» **Requirement**: Copy out all the lines exactly. Omit pictures.

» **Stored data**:
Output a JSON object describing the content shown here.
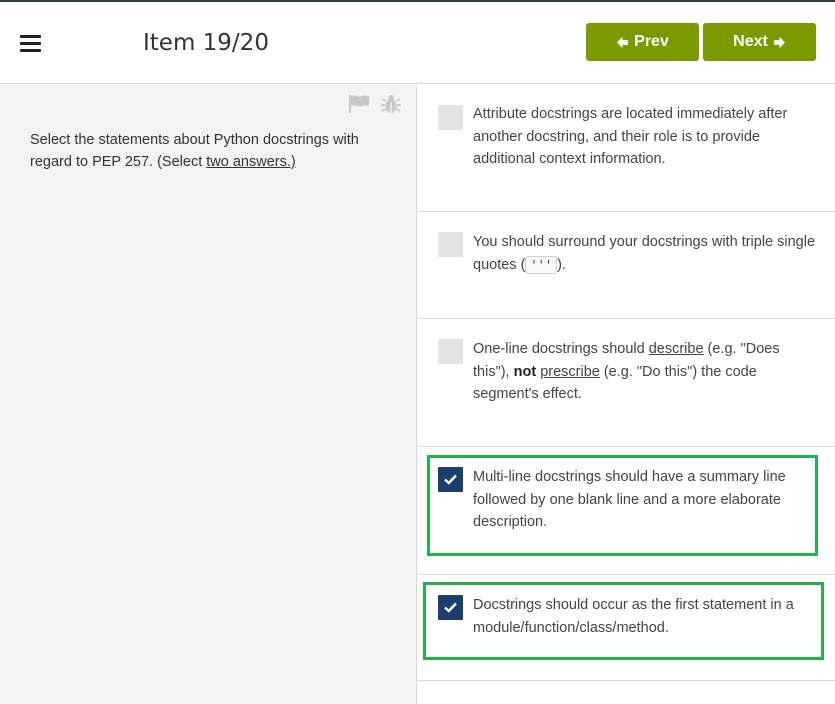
{
  "header": {
    "title": "Item 19/20",
    "prev_label": "Prev",
    "next_label": "Next"
  },
  "question": {
    "text_before": "Select the statements about Python docstrings with regard to PEP 257. (Select ",
    "text_link": "two answers.)"
  },
  "options": [
    {
      "checked": false,
      "text": "Attribute docstrings are located immediately after another docstring, and their role is to provide additional context information."
    },
    {
      "checked": false,
      "text_before": "You should surround your docstrings with triple single quotes (",
      "code": "'''",
      "text_after": ")."
    },
    {
      "checked": false,
      "p1": "One-line docstrings should ",
      "u1": "describe",
      "p2": " (e.g. \"Does this\"), ",
      "b1": "not",
      "p3": " ",
      "u2": "prescribe",
      "p4": " (e.g. \"Do this\") the code segment's effect."
    },
    {
      "checked": true,
      "text": "Multi-line docstrings should have a summary line followed by one blank line and a more elaborate description."
    },
    {
      "checked": true,
      "text": "Docstrings should occur as the first statement in a module/function/class/method."
    }
  ],
  "icons": {
    "menu": "hamburger-menu-icon",
    "flag": "flag-icon",
    "bug": "bug-icon",
    "prev": "arrow-left-icon",
    "next": "arrow-right-icon",
    "check": "checkmark-icon"
  },
  "colors": {
    "nav_button": "#7a9a01",
    "checkbox_checked": "#1d3d6b",
    "highlight": "#27ae4f"
  }
}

» **Solution to the exercise**:
Output a JSON object describing the content shown here.
{
  "header": {
    "title": "Item 19/20",
    "prev_label": "Prev",
    "next_label": "Next"
  },
  "question": {
    "text_before": "Select the statements about Python docstrings with regard to PEP 257. (Select ",
    "text_link": "two answers.)"
  },
  "options": [
    {
      "checked": false,
      "text": "Attribute docstrings are located immediately after another docstring, and their role is to provide additional context information."
    },
    {
      "checked": false,
      "text_before": "You should surround your docstrings with triple single quotes (",
      "code": "'''",
      "text_after": ")."
    },
    {
      "checked": false,
      "p1": "One-line docstrings should ",
      "u1": "describe",
      "p2": " (e.g. \"Does this\"), ",
      "b1": "not",
      "p3": " ",
      "u2": "prescribe",
      "p4": " (e.g. \"Do this\") the code segment's effect."
    },
    {
      "checked": true,
      "text": "Multi-line docstrings should have a summary line followed by one blank line and a more elaborate description."
    },
    {
      "checked": true,
      "text": "Docstrings should occur as the first statement in a module/function/class/method."
    }
  ],
  "icons": {
    "menu": "hamburger-menu-icon",
    "flag": "flag-icon",
    "bug": "bug-icon",
    "prev": "arrow-left-icon",
    "next": "arrow-right-icon",
    "check": "checkmark-icon"
  },
  "colors": {
    "nav_button": "#7a9a01",
    "checkbox_checked": "#1d3d6b",
    "highlight": "#27ae4f"
  }
}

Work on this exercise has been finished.